● JOB
State how many lines in the entries below contain "this". Write nothing but the number.

● EXCERPTED RECORDS
━━━━
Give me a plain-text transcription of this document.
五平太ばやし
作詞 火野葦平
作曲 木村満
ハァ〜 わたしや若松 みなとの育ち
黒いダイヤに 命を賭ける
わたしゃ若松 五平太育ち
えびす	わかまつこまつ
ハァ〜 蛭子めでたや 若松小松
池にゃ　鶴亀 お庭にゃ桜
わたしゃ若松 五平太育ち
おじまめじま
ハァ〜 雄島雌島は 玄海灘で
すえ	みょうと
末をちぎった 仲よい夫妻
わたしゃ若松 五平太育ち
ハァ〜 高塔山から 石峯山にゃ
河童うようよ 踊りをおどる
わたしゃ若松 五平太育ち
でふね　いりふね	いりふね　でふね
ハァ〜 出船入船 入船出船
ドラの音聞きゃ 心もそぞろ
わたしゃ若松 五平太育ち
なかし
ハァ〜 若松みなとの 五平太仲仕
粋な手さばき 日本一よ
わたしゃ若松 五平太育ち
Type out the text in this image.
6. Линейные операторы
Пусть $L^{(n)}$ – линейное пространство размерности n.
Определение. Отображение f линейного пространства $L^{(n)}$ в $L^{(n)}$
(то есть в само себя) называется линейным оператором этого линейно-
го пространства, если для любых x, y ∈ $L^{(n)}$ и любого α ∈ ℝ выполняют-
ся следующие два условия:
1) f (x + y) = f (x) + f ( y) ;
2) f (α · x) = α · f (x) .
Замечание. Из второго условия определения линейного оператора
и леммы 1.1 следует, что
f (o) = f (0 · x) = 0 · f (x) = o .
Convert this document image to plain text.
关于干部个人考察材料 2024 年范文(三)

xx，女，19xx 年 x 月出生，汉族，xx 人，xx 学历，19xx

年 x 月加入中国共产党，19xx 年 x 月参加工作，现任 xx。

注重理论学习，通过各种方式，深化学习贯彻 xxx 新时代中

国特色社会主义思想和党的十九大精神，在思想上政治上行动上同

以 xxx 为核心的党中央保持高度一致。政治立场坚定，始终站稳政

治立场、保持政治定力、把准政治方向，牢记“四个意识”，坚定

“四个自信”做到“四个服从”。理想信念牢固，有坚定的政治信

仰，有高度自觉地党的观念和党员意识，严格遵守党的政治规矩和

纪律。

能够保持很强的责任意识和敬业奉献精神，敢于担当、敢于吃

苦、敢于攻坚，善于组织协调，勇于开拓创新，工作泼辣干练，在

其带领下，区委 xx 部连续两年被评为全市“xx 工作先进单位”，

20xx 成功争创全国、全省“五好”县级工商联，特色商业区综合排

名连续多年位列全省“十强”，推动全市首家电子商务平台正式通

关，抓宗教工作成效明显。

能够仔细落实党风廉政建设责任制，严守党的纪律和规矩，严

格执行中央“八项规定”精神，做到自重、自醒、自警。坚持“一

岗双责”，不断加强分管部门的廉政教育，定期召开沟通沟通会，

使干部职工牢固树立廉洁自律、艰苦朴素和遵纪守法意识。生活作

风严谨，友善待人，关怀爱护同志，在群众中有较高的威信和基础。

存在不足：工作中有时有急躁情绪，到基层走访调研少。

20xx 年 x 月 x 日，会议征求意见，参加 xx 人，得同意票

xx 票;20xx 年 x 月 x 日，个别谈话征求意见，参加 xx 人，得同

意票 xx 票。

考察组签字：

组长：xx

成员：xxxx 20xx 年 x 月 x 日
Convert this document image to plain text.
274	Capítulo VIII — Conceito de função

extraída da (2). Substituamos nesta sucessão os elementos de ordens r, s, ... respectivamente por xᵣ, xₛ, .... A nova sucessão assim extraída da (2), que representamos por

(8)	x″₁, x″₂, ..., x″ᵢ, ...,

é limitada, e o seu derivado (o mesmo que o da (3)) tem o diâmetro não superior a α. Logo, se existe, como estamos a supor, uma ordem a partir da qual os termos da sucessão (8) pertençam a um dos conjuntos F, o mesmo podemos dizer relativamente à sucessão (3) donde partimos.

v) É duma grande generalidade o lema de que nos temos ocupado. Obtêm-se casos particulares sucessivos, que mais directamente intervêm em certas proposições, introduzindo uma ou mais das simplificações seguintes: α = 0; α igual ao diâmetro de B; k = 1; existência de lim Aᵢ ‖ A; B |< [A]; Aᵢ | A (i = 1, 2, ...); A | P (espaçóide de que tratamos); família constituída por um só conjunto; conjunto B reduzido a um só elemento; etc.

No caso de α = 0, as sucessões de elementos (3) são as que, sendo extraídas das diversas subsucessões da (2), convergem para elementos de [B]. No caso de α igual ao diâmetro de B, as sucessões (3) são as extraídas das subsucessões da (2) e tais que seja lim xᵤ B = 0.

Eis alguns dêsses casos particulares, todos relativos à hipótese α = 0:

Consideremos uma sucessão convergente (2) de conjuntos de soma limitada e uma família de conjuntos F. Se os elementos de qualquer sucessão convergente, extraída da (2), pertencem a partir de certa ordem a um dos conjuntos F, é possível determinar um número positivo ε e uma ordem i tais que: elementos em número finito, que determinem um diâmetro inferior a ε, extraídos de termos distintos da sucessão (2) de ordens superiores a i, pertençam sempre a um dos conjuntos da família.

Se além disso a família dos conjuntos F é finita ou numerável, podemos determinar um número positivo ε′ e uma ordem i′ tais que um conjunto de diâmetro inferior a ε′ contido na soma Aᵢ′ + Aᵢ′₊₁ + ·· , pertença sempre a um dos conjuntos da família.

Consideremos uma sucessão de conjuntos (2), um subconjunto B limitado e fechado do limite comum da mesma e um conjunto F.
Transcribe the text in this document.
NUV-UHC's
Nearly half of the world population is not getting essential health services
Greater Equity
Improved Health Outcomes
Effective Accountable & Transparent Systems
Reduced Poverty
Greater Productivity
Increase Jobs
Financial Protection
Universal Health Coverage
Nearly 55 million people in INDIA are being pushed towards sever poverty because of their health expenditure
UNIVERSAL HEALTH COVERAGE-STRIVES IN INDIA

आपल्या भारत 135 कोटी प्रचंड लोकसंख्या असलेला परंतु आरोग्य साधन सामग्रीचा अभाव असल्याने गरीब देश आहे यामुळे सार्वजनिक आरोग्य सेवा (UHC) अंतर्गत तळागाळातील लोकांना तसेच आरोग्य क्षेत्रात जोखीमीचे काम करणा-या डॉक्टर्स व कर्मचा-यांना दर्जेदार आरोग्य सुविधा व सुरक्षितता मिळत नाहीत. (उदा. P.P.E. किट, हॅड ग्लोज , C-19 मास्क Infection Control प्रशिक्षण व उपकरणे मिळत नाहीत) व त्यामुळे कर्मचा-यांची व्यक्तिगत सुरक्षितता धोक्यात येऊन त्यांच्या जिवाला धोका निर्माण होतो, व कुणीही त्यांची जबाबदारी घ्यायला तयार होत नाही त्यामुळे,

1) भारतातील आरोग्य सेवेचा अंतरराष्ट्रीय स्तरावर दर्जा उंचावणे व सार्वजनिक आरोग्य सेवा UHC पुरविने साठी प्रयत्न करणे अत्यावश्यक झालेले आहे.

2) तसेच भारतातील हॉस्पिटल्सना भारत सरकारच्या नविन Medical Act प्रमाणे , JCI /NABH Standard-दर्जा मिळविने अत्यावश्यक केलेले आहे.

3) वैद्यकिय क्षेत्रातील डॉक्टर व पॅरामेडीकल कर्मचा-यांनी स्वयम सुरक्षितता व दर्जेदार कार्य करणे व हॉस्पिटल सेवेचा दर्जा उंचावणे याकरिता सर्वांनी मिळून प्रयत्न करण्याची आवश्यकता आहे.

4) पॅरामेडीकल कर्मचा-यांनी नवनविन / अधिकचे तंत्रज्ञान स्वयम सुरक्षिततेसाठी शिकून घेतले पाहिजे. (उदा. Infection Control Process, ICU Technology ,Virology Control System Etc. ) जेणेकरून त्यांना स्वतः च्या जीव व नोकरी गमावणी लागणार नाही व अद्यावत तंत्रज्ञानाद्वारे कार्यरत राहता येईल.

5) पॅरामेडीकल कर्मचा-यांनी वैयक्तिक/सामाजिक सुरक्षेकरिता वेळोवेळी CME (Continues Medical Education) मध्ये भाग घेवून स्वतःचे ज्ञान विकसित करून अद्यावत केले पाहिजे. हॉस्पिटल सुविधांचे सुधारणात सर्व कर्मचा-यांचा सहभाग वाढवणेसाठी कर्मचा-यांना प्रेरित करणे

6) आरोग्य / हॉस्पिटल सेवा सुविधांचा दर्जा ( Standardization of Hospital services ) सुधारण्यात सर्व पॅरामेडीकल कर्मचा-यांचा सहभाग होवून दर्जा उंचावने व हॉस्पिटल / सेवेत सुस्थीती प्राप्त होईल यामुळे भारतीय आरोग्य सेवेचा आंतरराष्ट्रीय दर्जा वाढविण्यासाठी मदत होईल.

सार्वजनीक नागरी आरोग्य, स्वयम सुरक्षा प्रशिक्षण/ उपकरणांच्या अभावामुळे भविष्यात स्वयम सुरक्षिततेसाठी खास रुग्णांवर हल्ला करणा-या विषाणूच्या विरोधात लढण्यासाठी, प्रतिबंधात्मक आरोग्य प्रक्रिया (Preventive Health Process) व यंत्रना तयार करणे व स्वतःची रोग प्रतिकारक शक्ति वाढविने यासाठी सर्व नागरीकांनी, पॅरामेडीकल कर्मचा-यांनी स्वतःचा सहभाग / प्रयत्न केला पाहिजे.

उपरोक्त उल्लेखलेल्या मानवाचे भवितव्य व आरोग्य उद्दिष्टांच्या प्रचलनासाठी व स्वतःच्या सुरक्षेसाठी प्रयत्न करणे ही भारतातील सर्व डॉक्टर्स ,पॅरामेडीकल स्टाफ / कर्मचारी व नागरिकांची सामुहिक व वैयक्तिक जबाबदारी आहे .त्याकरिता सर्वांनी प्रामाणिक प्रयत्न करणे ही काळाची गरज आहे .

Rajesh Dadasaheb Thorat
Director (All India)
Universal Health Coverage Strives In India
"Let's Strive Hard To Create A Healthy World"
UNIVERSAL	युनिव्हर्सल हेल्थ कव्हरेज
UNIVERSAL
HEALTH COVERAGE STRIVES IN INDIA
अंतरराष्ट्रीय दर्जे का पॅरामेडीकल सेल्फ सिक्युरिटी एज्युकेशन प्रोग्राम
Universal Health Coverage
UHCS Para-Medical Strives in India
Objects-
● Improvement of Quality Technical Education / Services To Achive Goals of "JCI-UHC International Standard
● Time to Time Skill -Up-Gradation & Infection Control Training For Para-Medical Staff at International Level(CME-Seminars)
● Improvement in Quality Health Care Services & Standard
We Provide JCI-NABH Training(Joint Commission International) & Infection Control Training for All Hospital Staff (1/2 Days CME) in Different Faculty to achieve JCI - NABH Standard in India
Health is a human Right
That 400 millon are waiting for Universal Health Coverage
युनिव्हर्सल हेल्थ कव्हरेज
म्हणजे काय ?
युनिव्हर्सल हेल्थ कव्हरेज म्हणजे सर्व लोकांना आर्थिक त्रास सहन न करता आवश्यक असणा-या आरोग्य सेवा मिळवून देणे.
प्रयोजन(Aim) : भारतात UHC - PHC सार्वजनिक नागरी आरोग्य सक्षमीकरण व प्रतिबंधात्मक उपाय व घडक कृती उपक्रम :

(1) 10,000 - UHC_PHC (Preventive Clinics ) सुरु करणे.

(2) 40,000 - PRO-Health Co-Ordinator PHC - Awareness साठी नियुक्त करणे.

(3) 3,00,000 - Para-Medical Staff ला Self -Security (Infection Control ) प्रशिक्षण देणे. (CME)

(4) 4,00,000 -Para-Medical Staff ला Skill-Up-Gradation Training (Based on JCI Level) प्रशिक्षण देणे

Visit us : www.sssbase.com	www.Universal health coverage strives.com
━━━━
● SOLVED PROBLEM
5